> **Instructions to follow**
Find each line with the word "caption" and say how many there are, nothing else.

— begin Records for this task —

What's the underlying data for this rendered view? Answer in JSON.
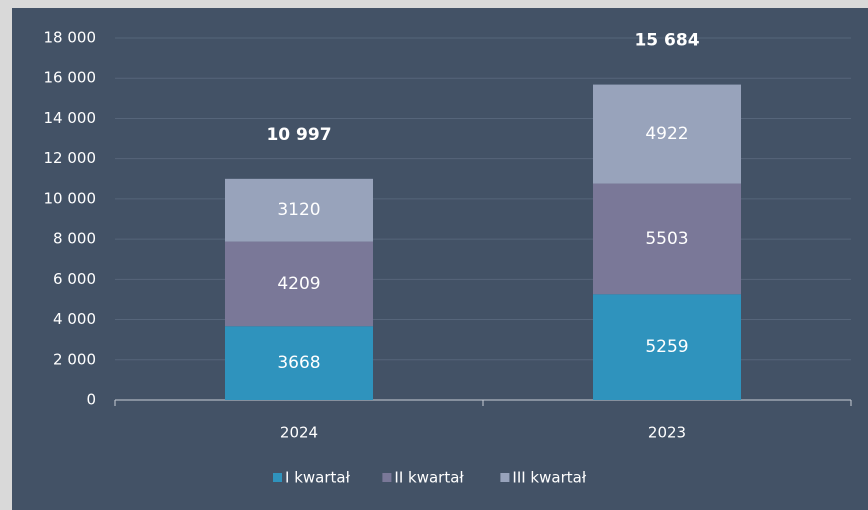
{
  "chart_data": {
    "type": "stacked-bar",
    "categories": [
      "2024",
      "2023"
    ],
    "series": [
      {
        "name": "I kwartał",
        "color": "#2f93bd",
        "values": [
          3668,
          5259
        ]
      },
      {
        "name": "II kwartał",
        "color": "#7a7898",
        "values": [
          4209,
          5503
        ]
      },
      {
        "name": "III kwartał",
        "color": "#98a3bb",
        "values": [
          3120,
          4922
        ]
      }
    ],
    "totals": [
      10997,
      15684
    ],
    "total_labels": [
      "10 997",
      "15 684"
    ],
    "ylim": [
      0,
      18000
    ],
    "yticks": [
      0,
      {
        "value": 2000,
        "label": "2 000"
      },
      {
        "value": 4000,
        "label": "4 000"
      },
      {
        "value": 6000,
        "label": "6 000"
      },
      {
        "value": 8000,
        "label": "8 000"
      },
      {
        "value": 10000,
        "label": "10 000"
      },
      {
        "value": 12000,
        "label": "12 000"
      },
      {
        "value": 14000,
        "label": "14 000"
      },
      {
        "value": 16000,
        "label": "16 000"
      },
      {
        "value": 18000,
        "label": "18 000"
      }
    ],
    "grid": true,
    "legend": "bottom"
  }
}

— end Records for this task —
— begin Records for this task —

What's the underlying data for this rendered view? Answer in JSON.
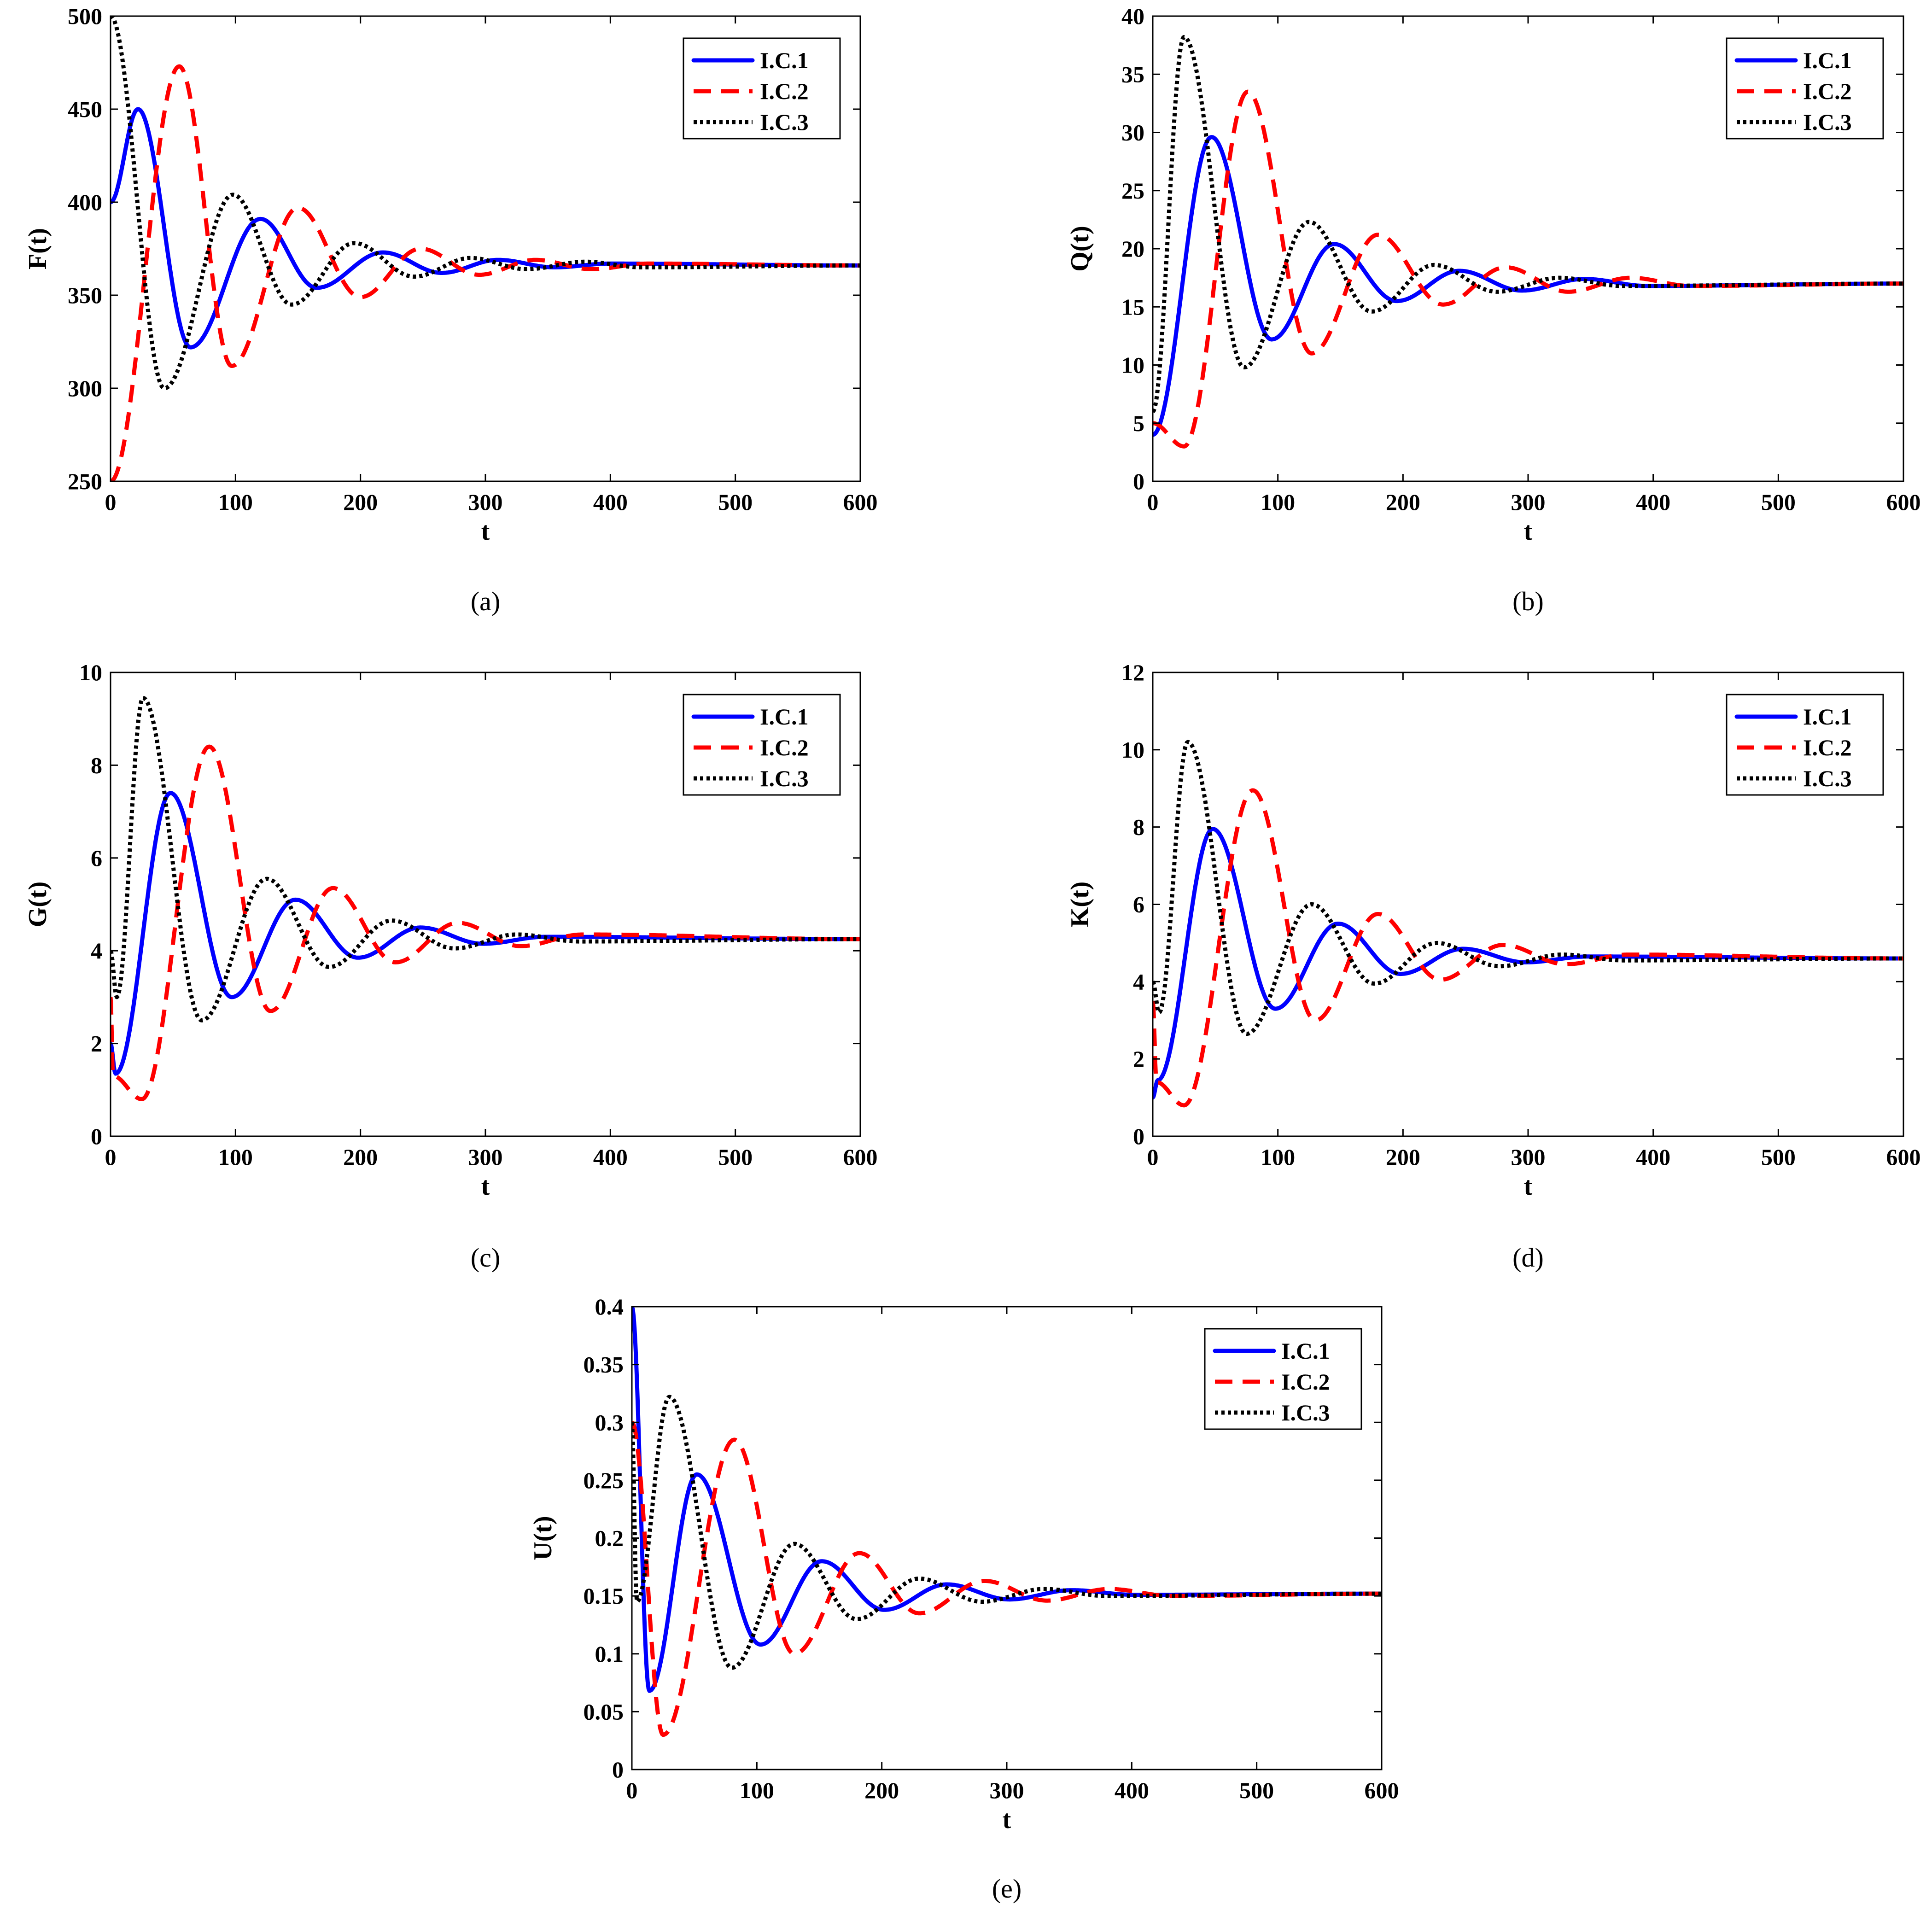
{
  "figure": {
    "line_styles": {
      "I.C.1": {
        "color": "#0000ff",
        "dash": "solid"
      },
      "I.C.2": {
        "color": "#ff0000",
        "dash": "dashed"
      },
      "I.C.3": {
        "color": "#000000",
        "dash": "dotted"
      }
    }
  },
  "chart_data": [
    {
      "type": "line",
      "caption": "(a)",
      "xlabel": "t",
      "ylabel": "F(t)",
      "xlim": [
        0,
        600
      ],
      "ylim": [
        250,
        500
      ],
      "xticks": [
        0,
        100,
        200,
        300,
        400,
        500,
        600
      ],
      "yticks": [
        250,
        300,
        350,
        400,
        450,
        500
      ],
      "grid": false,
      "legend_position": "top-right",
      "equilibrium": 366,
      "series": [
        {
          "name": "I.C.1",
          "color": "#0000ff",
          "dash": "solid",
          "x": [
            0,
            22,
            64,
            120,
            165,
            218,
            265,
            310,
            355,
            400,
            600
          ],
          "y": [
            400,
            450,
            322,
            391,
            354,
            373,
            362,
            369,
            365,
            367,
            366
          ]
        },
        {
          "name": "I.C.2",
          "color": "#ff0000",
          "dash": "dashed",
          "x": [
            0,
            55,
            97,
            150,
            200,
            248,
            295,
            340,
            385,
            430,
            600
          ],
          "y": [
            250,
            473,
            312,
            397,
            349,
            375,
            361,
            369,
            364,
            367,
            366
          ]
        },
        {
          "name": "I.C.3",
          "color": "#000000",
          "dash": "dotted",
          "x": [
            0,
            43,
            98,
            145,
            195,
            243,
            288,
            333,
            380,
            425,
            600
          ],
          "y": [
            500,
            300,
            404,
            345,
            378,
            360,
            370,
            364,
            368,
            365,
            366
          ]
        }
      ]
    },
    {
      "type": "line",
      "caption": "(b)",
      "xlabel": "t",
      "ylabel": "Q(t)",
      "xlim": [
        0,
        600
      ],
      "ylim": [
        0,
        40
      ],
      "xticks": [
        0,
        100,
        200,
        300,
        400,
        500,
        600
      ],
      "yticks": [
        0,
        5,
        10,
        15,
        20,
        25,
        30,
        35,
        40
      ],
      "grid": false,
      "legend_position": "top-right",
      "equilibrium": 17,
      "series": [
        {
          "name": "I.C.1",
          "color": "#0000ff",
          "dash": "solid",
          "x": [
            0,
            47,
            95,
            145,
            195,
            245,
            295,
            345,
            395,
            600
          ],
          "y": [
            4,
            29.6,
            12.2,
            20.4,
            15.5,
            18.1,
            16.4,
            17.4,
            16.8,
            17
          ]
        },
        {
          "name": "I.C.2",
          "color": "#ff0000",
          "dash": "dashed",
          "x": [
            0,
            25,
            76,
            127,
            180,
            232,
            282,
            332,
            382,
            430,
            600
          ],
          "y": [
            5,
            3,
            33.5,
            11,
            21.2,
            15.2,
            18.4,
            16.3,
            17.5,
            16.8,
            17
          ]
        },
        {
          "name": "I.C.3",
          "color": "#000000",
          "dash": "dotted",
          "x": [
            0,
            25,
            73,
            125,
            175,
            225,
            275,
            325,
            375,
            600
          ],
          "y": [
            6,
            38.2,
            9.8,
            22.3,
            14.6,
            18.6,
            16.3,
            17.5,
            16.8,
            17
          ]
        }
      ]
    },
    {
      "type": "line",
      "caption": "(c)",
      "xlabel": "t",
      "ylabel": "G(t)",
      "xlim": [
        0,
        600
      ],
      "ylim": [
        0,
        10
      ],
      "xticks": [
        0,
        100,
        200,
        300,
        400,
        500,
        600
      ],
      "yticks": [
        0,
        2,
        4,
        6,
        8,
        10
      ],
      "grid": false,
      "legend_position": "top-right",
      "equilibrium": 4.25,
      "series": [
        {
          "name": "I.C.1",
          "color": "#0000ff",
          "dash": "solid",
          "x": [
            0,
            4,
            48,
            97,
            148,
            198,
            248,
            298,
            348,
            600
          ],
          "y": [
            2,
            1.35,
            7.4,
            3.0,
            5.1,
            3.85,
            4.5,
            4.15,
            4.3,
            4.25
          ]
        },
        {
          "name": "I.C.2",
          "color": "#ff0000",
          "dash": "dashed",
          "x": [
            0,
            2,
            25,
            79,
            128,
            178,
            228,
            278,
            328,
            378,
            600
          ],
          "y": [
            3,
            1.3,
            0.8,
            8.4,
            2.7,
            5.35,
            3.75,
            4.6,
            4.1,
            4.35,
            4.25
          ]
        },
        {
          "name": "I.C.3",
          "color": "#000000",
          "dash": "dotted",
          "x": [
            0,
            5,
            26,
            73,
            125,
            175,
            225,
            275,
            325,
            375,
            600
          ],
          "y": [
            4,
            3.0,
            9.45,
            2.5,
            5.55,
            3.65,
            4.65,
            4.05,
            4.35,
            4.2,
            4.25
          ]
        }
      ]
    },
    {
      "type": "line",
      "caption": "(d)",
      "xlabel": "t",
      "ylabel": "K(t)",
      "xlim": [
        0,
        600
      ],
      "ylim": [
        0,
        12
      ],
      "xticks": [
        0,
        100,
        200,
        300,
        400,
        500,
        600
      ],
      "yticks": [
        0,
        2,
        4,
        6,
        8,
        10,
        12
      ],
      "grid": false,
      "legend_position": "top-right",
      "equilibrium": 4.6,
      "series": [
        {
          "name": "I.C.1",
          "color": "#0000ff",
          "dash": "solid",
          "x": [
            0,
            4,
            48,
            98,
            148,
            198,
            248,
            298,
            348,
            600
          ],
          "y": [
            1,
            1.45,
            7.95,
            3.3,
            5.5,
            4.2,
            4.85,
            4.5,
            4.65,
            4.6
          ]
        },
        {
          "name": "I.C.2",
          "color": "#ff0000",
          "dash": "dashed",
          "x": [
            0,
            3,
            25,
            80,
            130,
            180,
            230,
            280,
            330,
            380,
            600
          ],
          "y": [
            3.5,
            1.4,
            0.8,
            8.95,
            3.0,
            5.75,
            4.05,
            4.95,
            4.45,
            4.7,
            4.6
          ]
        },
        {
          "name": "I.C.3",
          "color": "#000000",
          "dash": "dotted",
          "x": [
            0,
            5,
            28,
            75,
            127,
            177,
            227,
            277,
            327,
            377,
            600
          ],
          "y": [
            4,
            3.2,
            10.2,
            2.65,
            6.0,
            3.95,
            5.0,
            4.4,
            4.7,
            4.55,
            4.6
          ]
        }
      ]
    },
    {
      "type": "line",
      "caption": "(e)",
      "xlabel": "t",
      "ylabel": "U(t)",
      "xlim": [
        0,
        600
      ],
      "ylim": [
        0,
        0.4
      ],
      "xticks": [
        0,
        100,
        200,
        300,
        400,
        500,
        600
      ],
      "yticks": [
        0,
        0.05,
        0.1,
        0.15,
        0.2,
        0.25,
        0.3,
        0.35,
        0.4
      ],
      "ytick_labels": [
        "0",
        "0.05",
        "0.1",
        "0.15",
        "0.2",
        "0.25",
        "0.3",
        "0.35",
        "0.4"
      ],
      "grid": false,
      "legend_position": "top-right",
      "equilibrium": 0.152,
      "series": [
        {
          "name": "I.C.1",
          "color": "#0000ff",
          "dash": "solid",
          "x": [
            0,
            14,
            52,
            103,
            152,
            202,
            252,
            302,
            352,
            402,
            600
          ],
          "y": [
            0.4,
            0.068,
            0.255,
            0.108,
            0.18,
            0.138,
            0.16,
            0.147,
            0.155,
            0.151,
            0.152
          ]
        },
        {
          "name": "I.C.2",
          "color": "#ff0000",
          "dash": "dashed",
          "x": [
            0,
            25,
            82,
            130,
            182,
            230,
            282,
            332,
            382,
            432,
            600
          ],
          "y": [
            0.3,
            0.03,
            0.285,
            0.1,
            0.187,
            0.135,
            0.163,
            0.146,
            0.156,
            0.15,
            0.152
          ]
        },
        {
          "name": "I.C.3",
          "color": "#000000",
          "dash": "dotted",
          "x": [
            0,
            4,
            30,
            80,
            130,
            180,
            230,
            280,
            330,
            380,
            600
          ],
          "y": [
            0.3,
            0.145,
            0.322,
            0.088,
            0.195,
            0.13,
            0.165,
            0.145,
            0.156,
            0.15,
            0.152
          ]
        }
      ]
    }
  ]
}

— end Records for this task —
— begin Records for this task —

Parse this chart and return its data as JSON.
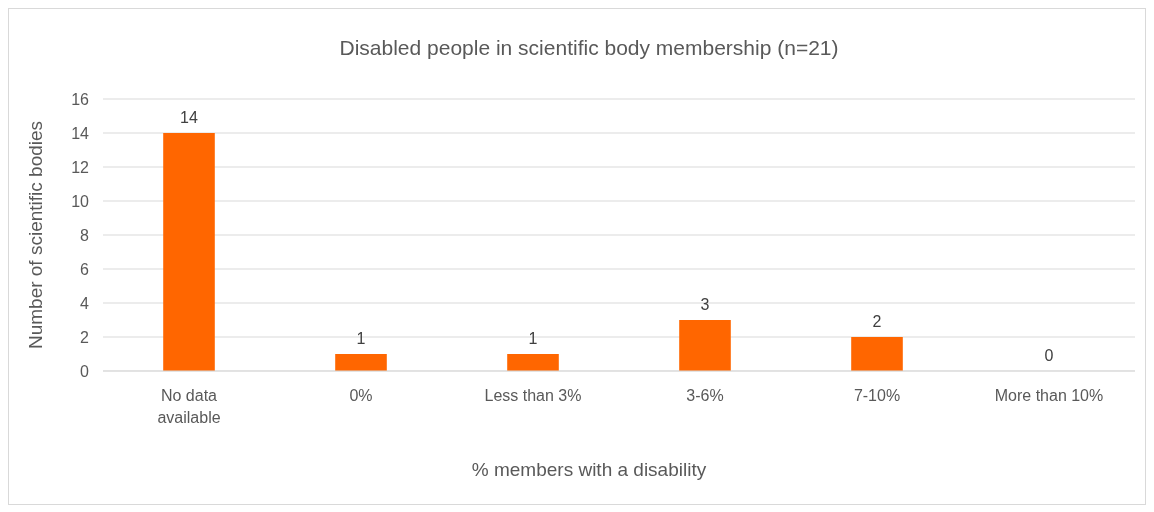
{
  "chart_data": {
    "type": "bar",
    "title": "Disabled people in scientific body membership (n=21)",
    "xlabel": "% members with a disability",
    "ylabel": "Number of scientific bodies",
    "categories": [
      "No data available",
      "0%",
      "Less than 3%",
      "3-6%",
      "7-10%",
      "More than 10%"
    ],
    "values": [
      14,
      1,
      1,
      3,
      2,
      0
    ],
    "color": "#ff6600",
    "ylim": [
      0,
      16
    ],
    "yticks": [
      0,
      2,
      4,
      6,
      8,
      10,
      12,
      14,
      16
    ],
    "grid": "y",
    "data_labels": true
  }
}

— end Records for this task —

> **Reply**
5